### Extracted information
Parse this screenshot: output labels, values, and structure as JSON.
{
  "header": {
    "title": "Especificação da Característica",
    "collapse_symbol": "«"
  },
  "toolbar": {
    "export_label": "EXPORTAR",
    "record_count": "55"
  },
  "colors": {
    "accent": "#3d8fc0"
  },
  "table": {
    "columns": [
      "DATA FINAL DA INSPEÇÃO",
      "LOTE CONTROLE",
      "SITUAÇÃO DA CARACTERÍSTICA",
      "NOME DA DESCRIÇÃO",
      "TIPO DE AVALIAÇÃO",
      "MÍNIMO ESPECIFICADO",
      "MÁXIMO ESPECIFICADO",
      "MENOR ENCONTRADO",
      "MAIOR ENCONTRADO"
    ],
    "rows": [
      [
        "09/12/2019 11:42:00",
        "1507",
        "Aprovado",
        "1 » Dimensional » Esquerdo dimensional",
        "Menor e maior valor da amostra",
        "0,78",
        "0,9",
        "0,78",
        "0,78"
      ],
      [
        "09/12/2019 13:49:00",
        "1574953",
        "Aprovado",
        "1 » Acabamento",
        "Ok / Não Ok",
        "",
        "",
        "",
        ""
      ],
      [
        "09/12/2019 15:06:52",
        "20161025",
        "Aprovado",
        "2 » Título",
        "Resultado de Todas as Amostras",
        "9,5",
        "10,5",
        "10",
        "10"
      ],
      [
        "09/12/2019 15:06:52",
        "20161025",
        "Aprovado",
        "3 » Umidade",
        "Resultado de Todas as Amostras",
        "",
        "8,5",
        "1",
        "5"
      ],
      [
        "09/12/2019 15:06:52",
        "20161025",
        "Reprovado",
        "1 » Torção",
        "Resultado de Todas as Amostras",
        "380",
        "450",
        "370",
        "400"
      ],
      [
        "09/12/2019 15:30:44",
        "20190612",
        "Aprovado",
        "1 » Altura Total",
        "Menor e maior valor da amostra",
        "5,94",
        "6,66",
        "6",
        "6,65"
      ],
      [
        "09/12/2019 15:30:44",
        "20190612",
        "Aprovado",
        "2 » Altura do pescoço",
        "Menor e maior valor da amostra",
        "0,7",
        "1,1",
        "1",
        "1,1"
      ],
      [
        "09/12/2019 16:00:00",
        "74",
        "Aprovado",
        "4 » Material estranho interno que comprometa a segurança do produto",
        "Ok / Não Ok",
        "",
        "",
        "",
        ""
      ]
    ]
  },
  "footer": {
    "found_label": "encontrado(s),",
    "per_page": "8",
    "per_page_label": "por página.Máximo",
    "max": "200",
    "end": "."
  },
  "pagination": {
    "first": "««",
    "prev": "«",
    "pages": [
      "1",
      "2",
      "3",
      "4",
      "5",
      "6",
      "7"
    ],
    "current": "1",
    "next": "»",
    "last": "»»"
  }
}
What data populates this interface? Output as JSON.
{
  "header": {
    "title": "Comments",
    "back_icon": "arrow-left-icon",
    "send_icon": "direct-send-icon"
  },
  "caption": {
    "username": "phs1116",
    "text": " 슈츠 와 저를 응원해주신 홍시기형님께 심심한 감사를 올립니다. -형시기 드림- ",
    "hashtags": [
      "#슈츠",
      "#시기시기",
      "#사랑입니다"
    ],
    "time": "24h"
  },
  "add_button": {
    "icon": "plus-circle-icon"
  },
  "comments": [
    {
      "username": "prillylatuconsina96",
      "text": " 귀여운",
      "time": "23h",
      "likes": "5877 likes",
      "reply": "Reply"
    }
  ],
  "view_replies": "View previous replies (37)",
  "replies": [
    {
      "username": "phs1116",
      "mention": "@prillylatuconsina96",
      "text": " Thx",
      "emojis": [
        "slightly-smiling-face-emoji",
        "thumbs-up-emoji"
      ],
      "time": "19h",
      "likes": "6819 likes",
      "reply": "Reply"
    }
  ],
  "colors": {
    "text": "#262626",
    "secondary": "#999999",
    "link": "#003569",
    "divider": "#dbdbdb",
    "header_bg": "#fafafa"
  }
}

### Stated problem
Using the listing above, retype each line exactly.

### Exercise result
Parse this screenshot: output labels, values, and structure as JSON.
{
  "header": {
    "title": "Especificação da Característica",
    "collapse_symbol": "«"
  },
  "toolbar": {
    "export_label": "EXPORTAR",
    "record_count": "55"
  },
  "colors": {
    "accent": "#3d8fc0"
  },
  "table": {
    "columns": [
      "DATA FINAL DA INSPEÇÃO",
      "LOTE CONTROLE",
      "SITUAÇÃO DA CARACTERÍSTICA",
      "NOME DA DESCRIÇÃO",
      "TIPO DE AVALIAÇÃO",
      "MÍNIMO ESPECIFICADO",
      "MÁXIMO ESPECIFICADO",
      "MENOR ENCONTRADO",
      "MAIOR ENCONTRADO"
    ],
    "rows": [
      [
        "09/12/2019 11:42:00",
        "1507",
        "Aprovado",
        "1 » Dimensional » Esquerdo dimensional",
        "Menor e maior valor da amostra",
        "0,78",
        "0,9",
        "0,78",
        "0,78"
      ],
      [
        "09/12/2019 13:49:00",
        "1574953",
        "Aprovado",
        "1 » Acabamento",
        "Ok / Não Ok",
        "",
        "",
        "",
        ""
      ],
      [
        "09/12/2019 15:06:52",
        "20161025",
        "Aprovado",
        "2 » Título",
        "Resultado de Todas as Amostras",
        "9,5",
        "10,5",
        "10",
        "10"
      ],
      [
        "09/12/2019 15:06:52",
        "20161025",
        "Aprovado",
        "3 » Umidade",
        "Resultado de Todas as Amostras",
        "",
        "8,5",
        "1",
        "5"
      ],
      [
        "09/12/2019 15:06:52",
        "20161025",
        "Reprovado",
        "1 » Torção",
        "Resultado de Todas as Amostras",
        "380",
        "450",
        "370",
        "400"
      ],
      [
        "09/12/2019 15:30:44",
        "20190612",
        "Aprovado",
        "1 » Altura Total",
        "Menor e maior valor da amostra",
        "5,94",
        "6,66",
        "6",
        "6,65"
      ],
      [
        "09/12/2019 15:30:44",
        "20190612",
        "Aprovado",
        "2 » Altura do pescoço",
        "Menor e maior valor da amostra",
        "0,7",
        "1,1",
        "1",
        "1,1"
      ],
      [
        "09/12/2019 16:00:00",
        "74",
        "Aprovado",
        "4 » Material estranho interno que comprometa a segurança do produto",
        "Ok / Não Ok",
        "",
        "",
        "",
        ""
      ]
    ]
  },
  "footer": {
    "found_label": "encontrado(s),",
    "per_page": "8",
    "per_page_label": "por página.Máximo",
    "max": "200",
    "end": "."
  },
  "pagination": {
    "first": "««",
    "prev": "«",
    "pages": [
      "1",
      "2",
      "3",
      "4",
      "5",
      "6",
      "7"
    ],
    "current": "1",
    "next": "»",
    "last": "»»"
  }
}
What data populates this interface? Output as JSON.
{
  "header": {
    "title": "Comments",
    "back_icon": "arrow-left-icon",
    "send_icon": "direct-send-icon"
  },
  "caption": {
    "username": "phs1116",
    "text": " 슈츠 와 저를 응원해주신 홍시기형님께 심심한 감사를 올립니다. -형시기 드림- ",
    "hashtags": [
      "#슈츠",
      "#시기시기",
      "#사랑입니다"
    ],
    "time": "24h"
  },
  "add_button": {
    "icon": "plus-circle-icon"
  },
  "comments": [
    {
      "username": "prillylatuconsina96",
      "text": " 귀여운",
      "time": "23h",
      "likes": "5877 likes",
      "reply": "Reply"
    }
  ],
  "view_replies": "View previous replies (37)",
  "replies": [
    {
      "username": "phs1116",
      "mention": "@prillylatuconsina96",
      "text": " Thx",
      "emojis": [
        "slightly-smiling-face-emoji",
        "thumbs-up-emoji"
      ],
      "time": "19h",
      "likes": "6819 likes",
      "reply": "Reply"
    }
  ],
  "colors": {
    "text": "#262626",
    "secondary": "#999999",
    "link": "#003569",
    "divider": "#dbdbdb",
    "header_bg": "#fafafa"
  }
}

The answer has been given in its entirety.